═════ Data lines ═════
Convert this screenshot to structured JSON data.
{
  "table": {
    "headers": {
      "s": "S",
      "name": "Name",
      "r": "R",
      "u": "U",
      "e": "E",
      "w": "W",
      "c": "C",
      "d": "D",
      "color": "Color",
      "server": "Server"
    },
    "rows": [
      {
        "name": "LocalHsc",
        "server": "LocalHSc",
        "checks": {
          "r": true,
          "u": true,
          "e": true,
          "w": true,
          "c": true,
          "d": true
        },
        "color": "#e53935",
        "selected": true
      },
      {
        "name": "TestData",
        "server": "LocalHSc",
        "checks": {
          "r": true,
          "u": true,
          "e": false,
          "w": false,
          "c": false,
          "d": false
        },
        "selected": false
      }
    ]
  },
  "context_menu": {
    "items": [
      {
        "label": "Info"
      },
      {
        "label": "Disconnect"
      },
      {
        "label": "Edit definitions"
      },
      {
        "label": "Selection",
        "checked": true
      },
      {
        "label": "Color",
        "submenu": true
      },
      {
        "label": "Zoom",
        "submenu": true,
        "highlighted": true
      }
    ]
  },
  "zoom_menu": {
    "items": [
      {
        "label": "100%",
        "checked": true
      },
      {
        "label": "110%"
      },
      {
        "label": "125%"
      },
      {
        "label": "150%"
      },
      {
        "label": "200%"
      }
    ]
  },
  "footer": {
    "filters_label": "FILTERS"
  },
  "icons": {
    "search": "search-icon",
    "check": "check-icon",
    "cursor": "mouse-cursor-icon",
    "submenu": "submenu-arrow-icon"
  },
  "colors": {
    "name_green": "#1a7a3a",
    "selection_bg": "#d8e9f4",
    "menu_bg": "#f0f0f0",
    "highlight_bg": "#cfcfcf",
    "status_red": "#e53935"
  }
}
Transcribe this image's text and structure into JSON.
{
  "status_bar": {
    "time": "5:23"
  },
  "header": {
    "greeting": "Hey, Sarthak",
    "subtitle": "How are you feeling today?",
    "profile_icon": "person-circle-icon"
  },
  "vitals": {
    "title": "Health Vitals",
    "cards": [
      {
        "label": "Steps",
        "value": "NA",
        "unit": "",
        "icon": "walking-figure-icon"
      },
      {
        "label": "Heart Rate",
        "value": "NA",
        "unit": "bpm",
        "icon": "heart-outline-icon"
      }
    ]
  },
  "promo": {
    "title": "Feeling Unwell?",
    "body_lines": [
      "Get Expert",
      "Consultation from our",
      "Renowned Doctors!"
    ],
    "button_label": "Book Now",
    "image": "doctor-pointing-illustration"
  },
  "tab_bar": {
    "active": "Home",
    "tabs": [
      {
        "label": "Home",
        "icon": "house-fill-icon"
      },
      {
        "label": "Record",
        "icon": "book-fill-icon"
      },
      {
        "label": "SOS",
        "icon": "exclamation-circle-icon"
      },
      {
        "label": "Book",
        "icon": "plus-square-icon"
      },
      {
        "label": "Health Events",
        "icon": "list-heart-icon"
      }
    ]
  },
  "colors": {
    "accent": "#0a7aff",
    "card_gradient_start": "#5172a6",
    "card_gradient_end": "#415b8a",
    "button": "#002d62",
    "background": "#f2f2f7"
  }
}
═════
What you should do.
Output the whole listing above again, word for word.

The answer.
Convert this screenshot to structured JSON data.
{
  "table": {
    "headers": {
      "s": "S",
      "name": "Name",
      "r": "R",
      "u": "U",
      "e": "E",
      "w": "W",
      "c": "C",
      "d": "D",
      "color": "Color",
      "server": "Server"
    },
    "rows": [
      {
        "name": "LocalHsc",
        "server": "LocalHSc",
        "checks": {
          "r": true,
          "u": true,
          "e": true,
          "w": true,
          "c": true,
          "d": true
        },
        "color": "#e53935",
        "selected": true
      },
      {
        "name": "TestData",
        "server": "LocalHSc",
        "checks": {
          "r": true,
          "u": true,
          "e": false,
          "w": false,
          "c": false,
          "d": false
        },
        "selected": false
      }
    ]
  },
  "context_menu": {
    "items": [
      {
        "label": "Info"
      },
      {
        "label": "Disconnect"
      },
      {
        "label": "Edit definitions"
      },
      {
        "label": "Selection",
        "checked": true
      },
      {
        "label": "Color",
        "submenu": true
      },
      {
        "label": "Zoom",
        "submenu": true,
        "highlighted": true
      }
    ]
  },
  "zoom_menu": {
    "items": [
      {
        "label": "100%",
        "checked": true
      },
      {
        "label": "110%"
      },
      {
        "label": "125%"
      },
      {
        "label": "150%"
      },
      {
        "label": "200%"
      }
    ]
  },
  "footer": {
    "filters_label": "FILTERS"
  },
  "icons": {
    "search": "search-icon",
    "check": "check-icon",
    "cursor": "mouse-cursor-icon",
    "submenu": "submenu-arrow-icon"
  },
  "colors": {
    "name_green": "#1a7a3a",
    "selection_bg": "#d8e9f4",
    "menu_bg": "#f0f0f0",
    "highlight_bg": "#cfcfcf",
    "status_red": "#e53935"
  }
}
Transcribe this image's text and structure into JSON.
{
  "status_bar": {
    "time": "5:23"
  },
  "header": {
    "greeting": "Hey, Sarthak",
    "subtitle": "How are you feeling today?",
    "profile_icon": "person-circle-icon"
  },
  "vitals": {
    "title": "Health Vitals",
    "cards": [
      {
        "label": "Steps",
        "value": "NA",
        "unit": "",
        "icon": "walking-figure-icon"
      },
      {
        "label": "Heart Rate",
        "value": "NA",
        "unit": "bpm",
        "icon": "heart-outline-icon"
      }
    ]
  },
  "promo": {
    "title": "Feeling Unwell?",
    "body_lines": [
      "Get Expert",
      "Consultation from our",
      "Renowned Doctors!"
    ],
    "button_label": "Book Now",
    "image": "doctor-pointing-illustration"
  },
  "tab_bar": {
    "active": "Home",
    "tabs": [
      {
        "label": "Home",
        "icon": "house-fill-icon"
      },
      {
        "label": "Record",
        "icon": "book-fill-icon"
      },
      {
        "label": "SOS",
        "icon": "exclamation-circle-icon"
      },
      {
        "label": "Book",
        "icon": "plus-square-icon"
      },
      {
        "label": "Health Events",
        "icon": "list-heart-icon"
      }
    ]
  },
  "colors": {
    "accent": "#0a7aff",
    "card_gradient_start": "#5172a6",
    "card_gradient_end": "#415b8a",
    "button": "#002d62",
    "background": "#f2f2f7"
  }
}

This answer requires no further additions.